━━ GIVEN ENTRIES ━━
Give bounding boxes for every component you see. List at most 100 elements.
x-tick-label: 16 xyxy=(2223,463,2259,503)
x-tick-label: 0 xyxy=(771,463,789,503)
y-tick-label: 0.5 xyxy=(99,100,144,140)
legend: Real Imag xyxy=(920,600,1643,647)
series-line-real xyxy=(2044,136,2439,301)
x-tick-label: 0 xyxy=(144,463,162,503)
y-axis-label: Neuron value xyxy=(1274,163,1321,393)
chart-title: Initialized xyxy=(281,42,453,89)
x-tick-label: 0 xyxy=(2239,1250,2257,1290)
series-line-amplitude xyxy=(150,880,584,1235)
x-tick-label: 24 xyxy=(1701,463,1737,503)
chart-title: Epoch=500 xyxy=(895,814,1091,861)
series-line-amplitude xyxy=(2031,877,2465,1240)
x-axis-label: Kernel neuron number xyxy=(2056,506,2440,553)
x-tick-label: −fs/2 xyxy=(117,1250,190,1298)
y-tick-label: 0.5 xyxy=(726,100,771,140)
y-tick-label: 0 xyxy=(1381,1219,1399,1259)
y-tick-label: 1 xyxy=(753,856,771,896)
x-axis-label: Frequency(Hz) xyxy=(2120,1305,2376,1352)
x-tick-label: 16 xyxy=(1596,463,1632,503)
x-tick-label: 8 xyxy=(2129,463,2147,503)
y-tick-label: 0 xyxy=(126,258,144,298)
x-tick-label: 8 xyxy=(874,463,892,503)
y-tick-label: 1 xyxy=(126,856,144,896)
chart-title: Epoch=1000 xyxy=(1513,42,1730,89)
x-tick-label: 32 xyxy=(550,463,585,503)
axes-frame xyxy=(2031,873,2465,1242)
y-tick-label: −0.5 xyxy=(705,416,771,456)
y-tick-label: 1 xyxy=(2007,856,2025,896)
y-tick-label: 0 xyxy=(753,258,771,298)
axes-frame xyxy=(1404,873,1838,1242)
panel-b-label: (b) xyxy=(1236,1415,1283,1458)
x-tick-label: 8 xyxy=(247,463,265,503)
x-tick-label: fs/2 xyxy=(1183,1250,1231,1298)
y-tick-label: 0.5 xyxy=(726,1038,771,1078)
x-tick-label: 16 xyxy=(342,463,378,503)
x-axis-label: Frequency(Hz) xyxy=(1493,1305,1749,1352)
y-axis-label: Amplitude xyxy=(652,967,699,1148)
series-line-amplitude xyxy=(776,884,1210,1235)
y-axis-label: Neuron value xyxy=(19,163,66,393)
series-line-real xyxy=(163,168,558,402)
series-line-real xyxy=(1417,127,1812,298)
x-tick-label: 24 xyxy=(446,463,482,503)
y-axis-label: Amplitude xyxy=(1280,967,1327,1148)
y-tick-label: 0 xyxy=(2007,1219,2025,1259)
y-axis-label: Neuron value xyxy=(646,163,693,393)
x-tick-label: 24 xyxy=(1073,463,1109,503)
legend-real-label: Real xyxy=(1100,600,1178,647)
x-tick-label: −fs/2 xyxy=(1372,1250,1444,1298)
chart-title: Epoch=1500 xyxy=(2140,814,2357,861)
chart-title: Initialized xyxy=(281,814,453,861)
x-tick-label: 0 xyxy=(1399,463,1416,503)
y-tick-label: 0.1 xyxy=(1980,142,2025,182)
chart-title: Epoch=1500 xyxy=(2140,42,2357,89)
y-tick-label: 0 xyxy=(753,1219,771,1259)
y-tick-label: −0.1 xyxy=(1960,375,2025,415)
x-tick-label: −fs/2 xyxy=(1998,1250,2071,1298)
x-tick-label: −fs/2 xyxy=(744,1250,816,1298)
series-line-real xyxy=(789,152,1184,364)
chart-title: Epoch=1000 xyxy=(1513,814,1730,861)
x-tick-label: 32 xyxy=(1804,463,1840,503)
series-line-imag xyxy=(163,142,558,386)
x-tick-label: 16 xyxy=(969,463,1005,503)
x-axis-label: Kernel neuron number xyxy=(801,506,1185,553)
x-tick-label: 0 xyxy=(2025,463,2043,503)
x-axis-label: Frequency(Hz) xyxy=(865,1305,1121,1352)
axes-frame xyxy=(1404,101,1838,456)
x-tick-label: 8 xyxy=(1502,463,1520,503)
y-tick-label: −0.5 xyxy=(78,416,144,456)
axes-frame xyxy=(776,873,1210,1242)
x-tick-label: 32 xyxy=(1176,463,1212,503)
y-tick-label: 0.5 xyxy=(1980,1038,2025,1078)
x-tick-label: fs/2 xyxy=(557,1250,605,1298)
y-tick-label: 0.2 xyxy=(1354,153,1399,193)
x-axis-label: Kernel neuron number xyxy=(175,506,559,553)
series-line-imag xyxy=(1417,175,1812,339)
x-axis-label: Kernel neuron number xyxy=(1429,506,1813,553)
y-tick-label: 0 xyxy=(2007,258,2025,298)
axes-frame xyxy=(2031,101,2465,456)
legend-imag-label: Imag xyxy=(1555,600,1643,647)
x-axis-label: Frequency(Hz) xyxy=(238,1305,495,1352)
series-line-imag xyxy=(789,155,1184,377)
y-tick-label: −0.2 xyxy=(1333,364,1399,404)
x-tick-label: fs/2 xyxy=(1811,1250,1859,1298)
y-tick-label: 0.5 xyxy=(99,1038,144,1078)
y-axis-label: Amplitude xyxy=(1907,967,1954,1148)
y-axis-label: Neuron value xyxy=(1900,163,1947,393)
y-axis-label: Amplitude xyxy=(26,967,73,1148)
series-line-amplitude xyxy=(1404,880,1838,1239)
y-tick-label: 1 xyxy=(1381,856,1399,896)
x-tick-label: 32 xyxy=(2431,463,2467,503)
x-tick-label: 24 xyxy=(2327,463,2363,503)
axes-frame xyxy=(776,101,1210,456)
━━━
**EXERCISE DETAILS**
Rewrite the rows from the first one through the line containing "chart-title: Epoch=1000 xyxy=(1513,42,1730,89)", with "Kernel neuron number" changed to "Kernel index" and everything else left as it is.

**OUTPUT FOR THIS EXERCISE**
Give bounding boxes for every component you see. List at most 100 elements.
x-tick-label: 16 xyxy=(2223,463,2259,503)
x-tick-label: 0 xyxy=(771,463,789,503)
y-tick-label: 0.5 xyxy=(99,100,144,140)
legend: Real Imag xyxy=(920,600,1643,647)
series-line-real xyxy=(2044,136,2439,301)
x-tick-label: 0 xyxy=(144,463,162,503)
y-axis-label: Neuron value xyxy=(1274,163,1321,393)
chart-title: Initialized xyxy=(281,42,453,89)
x-tick-label: 0 xyxy=(2239,1250,2257,1290)
series-line-amplitude xyxy=(150,880,584,1235)
x-tick-label: 24 xyxy=(1701,463,1737,503)
chart-title: Epoch=500 xyxy=(895,814,1091,861)
series-line-amplitude xyxy=(2031,877,2465,1240)
x-axis-label: Kernel index xyxy=(2056,506,2440,553)
x-tick-label: −fs/2 xyxy=(117,1250,190,1298)
y-tick-label: 0.5 xyxy=(726,100,771,140)
y-tick-label: 0 xyxy=(1381,1219,1399,1259)
y-tick-label: 1 xyxy=(753,856,771,896)
x-axis-label: Frequency(Hz) xyxy=(2120,1305,2376,1352)
x-tick-label: 16 xyxy=(1596,463,1632,503)
x-tick-label: 8 xyxy=(2129,463,2147,503)
y-tick-label: 0 xyxy=(126,258,144,298)
x-tick-label: 8 xyxy=(874,463,892,503)
y-tick-label: 1 xyxy=(126,856,144,896)
chart-title: Epoch=1000 xyxy=(1513,42,1730,89)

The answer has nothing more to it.